--- What is needed ---
Repeat the listing that follows, character for character, minus the pictures.

Start

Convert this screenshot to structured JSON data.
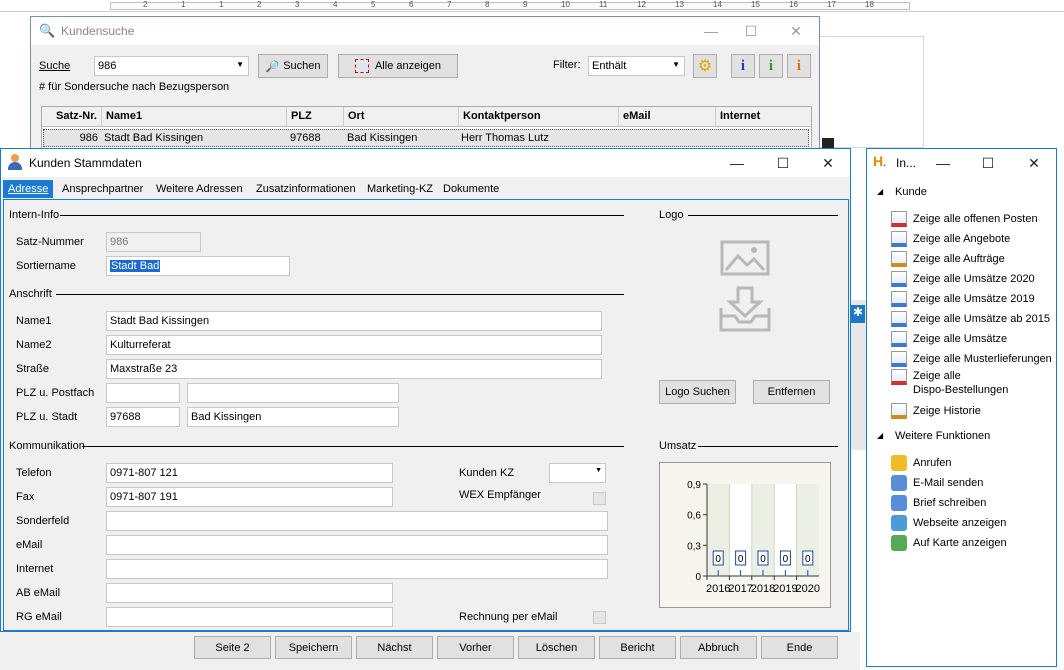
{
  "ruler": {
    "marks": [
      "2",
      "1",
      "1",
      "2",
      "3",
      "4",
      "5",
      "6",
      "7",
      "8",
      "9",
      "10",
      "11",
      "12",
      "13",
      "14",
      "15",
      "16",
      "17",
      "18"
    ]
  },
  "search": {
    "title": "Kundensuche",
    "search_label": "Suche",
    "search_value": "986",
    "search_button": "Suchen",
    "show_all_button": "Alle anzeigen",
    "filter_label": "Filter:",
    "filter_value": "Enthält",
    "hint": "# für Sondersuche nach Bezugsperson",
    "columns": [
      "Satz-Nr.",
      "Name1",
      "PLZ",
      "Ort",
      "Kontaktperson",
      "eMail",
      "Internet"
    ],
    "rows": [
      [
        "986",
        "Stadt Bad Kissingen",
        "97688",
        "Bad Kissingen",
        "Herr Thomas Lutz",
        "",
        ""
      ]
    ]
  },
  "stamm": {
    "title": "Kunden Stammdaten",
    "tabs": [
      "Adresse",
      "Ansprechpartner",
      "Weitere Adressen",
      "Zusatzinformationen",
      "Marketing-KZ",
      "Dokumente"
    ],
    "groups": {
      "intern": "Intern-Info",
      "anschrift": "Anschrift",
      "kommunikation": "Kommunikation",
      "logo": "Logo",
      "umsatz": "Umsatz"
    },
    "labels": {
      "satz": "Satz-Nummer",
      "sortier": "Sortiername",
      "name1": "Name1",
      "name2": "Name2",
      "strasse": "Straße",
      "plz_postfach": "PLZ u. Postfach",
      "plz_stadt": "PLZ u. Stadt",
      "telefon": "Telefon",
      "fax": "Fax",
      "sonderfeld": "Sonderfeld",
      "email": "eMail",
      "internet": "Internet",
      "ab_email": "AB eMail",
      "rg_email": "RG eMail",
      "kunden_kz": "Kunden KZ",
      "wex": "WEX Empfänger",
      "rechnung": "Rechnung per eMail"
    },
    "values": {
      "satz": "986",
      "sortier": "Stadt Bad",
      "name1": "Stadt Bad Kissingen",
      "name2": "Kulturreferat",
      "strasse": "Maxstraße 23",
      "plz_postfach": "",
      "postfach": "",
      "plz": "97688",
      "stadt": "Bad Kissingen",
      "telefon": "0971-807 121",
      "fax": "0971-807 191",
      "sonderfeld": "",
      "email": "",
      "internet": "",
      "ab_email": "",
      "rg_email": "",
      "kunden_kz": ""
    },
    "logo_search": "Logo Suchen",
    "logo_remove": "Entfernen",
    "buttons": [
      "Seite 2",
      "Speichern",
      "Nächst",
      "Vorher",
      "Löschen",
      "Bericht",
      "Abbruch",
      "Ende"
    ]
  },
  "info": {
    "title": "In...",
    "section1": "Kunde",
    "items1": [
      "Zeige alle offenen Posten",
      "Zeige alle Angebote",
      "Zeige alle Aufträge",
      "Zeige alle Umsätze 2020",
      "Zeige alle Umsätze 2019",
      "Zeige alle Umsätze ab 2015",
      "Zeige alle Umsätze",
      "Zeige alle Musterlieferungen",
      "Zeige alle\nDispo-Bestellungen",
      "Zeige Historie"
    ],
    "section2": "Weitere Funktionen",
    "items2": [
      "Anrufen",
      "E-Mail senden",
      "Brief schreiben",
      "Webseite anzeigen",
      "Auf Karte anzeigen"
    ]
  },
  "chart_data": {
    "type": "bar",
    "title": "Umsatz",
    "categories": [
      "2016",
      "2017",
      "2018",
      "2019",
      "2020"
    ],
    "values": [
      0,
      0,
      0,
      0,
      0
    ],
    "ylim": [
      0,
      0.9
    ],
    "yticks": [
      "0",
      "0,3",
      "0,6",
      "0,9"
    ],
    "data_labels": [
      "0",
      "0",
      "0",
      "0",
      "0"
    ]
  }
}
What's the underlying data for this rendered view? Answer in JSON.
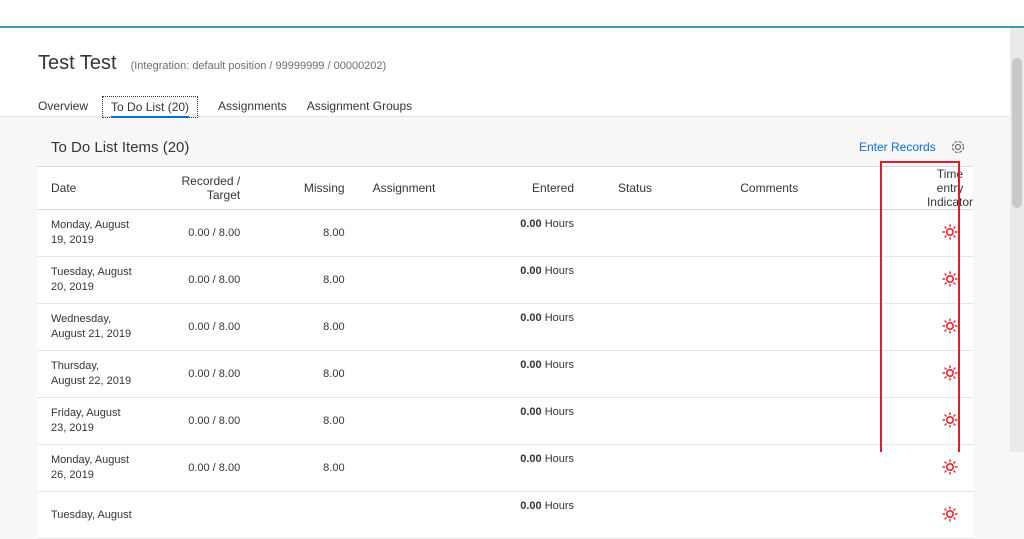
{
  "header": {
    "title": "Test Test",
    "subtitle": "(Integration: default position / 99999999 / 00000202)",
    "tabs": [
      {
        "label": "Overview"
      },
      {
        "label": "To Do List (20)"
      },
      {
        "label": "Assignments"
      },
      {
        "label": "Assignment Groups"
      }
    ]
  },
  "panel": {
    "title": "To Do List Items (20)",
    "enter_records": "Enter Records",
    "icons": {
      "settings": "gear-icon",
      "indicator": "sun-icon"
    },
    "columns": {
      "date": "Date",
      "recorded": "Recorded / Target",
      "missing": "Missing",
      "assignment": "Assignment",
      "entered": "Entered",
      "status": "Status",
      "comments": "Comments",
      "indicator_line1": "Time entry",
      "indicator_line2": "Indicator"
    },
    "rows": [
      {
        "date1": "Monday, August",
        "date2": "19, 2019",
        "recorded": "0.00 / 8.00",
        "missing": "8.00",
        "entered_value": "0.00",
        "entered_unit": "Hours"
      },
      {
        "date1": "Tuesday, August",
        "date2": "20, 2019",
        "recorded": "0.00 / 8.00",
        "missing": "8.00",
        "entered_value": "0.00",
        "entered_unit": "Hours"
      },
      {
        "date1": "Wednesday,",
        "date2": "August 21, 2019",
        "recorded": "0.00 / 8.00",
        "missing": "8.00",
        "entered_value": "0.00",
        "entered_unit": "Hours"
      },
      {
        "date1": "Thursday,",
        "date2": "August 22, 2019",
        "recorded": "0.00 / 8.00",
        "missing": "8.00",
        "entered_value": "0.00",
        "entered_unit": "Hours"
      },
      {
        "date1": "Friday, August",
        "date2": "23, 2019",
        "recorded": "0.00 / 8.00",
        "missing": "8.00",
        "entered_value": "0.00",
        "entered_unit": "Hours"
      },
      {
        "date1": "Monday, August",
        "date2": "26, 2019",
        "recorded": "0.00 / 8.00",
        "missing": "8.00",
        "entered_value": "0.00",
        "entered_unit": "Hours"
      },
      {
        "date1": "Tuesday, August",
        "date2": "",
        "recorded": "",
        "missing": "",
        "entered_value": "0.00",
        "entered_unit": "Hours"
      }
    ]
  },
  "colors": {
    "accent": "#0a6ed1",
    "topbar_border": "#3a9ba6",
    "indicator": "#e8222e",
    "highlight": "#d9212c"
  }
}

End

--- Final result ---
Convert this screenshot to structured JSON data.
{
  "ruler": {
    "marks": [
      "2",
      "1",
      "1",
      "2",
      "3",
      "4",
      "5",
      "6",
      "7",
      "8",
      "9",
      "10",
      "11",
      "12",
      "13",
      "14",
      "15",
      "16",
      "17",
      "18"
    ]
  },
  "search": {
    "title": "Kundensuche",
    "search_label": "Suche",
    "search_value": "986",
    "search_button": "Suchen",
    "show_all_button": "Alle anzeigen",
    "filter_label": "Filter:",
    "filter_value": "Enthält",
    "hint": "# für Sondersuche nach Bezugsperson",
    "columns": [
      "Satz-Nr.",
      "Name1",
      "PLZ",
      "Ort",
      "Kontaktperson",
      "eMail",
      "Internet"
    ],
    "rows": [
      [
        "986",
        "Stadt Bad Kissingen",
        "97688",
        "Bad Kissingen",
        "Herr Thomas Lutz",
        "",
        ""
      ]
    ]
  },
  "stamm": {
    "title": "Kunden Stammdaten",
    "tabs": [
      "Adresse",
      "Ansprechpartner",
      "Weitere Adressen",
      "Zusatzinformationen",
      "Marketing-KZ",
      "Dokumente"
    ],
    "groups": {
      "intern": "Intern-Info",
      "anschrift": "Anschrift",
      "kommunikation": "Kommunikation",
      "logo": "Logo",
      "umsatz": "Umsatz"
    },
    "labels": {
      "satz": "Satz-Nummer",
      "sortier": "Sortiername",
      "name1": "Name1",
      "name2": "Name2",
      "strasse": "Straße",
      "plz_postfach": "PLZ u. Postfach",
      "plz_stadt": "PLZ u. Stadt",
      "telefon": "Telefon",
      "fax": "Fax",
      "sonderfeld": "Sonderfeld",
      "email": "eMail",
      "internet": "Internet",
      "ab_email": "AB eMail",
      "rg_email": "RG eMail",
      "kunden_kz": "Kunden KZ",
      "wex": "WEX Empfänger",
      "rechnung": "Rechnung per eMail"
    },
    "values": {
      "satz": "986",
      "sortier": "Stadt Bad",
      "name1": "Stadt Bad Kissingen",
      "name2": "Kulturreferat",
      "strasse": "Maxstraße 23",
      "plz_postfach": "",
      "postfach": "",
      "plz": "97688",
      "stadt": "Bad Kissingen",
      "telefon": "0971-807 121",
      "fax": "0971-807 191",
      "sonderfeld": "",
      "email": "",
      "internet": "",
      "ab_email": "",
      "rg_email": "",
      "kunden_kz": ""
    },
    "logo_search": "Logo Suchen",
    "logo_remove": "Entfernen",
    "buttons": [
      "Seite 2",
      "Speichern",
      "Nächst",
      "Vorher",
      "Löschen",
      "Bericht",
      "Abbruch",
      "Ende"
    ]
  },
  "info": {
    "title": "In...",
    "section1": "Kunde",
    "items1": [
      "Zeige alle offenen Posten",
      "Zeige alle Angebote",
      "Zeige alle Aufträge",
      "Zeige alle Umsätze 2020",
      "Zeige alle Umsätze 2019",
      "Zeige alle Umsätze ab 2015",
      "Zeige alle Umsätze",
      "Zeige alle Musterlieferungen",
      "Zeige alle\nDispo-Bestellungen",
      "Zeige Historie"
    ],
    "section2": "Weitere Funktionen",
    "items2": [
      "Anrufen",
      "E-Mail senden",
      "Brief schreiben",
      "Webseite anzeigen",
      "Auf Karte anzeigen"
    ]
  },
  "chart_data": {
    "type": "bar",
    "title": "Umsatz",
    "categories": [
      "2016",
      "2017",
      "2018",
      "2019",
      "2020"
    ],
    "values": [
      0,
      0,
      0,
      0,
      0
    ],
    "ylim": [
      0,
      0.9
    ],
    "yticks": [
      "0",
      "0,3",
      "0,6",
      "0,9"
    ],
    "data_labels": [
      "0",
      "0",
      "0",
      "0",
      "0"
    ]
  }
}
What's the underlying data for this rendered view? Answer in JSON.
{
  "header": {
    "title": "Test Test",
    "subtitle": "(Integration: default position / 99999999 / 00000202)",
    "tabs": [
      {
        "label": "Overview"
      },
      {
        "label": "To Do List (20)"
      },
      {
        "label": "Assignments"
      },
      {
        "label": "Assignment Groups"
      }
    ]
  },
  "panel": {
    "title": "To Do List Items (20)",
    "enter_records": "Enter Records",
    "icons": {
      "settings": "gear-icon",
      "indicator": "sun-icon"
    },
    "columns": {
      "date": "Date",
      "recorded": "Recorded / Target",
      "missing": "Missing",
      "assignment": "Assignment",
      "entered": "Entered",
      "status": "Status",
      "comments": "Comments",
      "indicator_line1": "Time entry",
      "indicator_line2": "Indicator"
    },
    "rows": [
      {
        "date1": "Monday, August",
        "date2": "19, 2019",
        "recorded": "0.00 / 8.00",
        "missing": "8.00",
        "entered_value": "0.00",
        "entered_unit": "Hours"
      },
      {
        "date1": "Tuesday, August",
        "date2": "20, 2019",
        "recorded": "0.00 / 8.00",
        "missing": "8.00",
        "entered_value": "0.00",
        "entered_unit": "Hours"
      },
      {
        "date1": "Wednesday,",
        "date2": "August 21, 2019",
        "recorded": "0.00 / 8.00",
        "missing": "8.00",
        "entered_value": "0.00",
        "entered_unit": "Hours"
      },
      {
        "date1": "Thursday,",
        "date2": "August 22, 2019",
        "recorded": "0.00 / 8.00",
        "missing": "8.00",
        "entered_value": "0.00",
        "entered_unit": "Hours"
      },
      {
        "date1": "Friday, August",
        "date2": "23, 2019",
        "recorded": "0.00 / 8.00",
        "missing": "8.00",
        "entered_value": "0.00",
        "entered_unit": "Hours"
      },
      {
        "date1": "Monday, August",
        "date2": "26, 2019",
        "recorded": "0.00 / 8.00",
        "missing": "8.00",
        "entered_value": "0.00",
        "entered_unit": "Hours"
      },
      {
        "date1": "Tuesday, August",
        "date2": "",
        "recorded": "",
        "missing": "",
        "entered_value": "0.00",
        "entered_unit": "Hours"
      }
    ]
  },
  "colors": {
    "accent": "#0a6ed1",
    "topbar_border": "#3a9ba6",
    "indicator": "#e8222e",
    "highlight": "#d9212c"
  }
}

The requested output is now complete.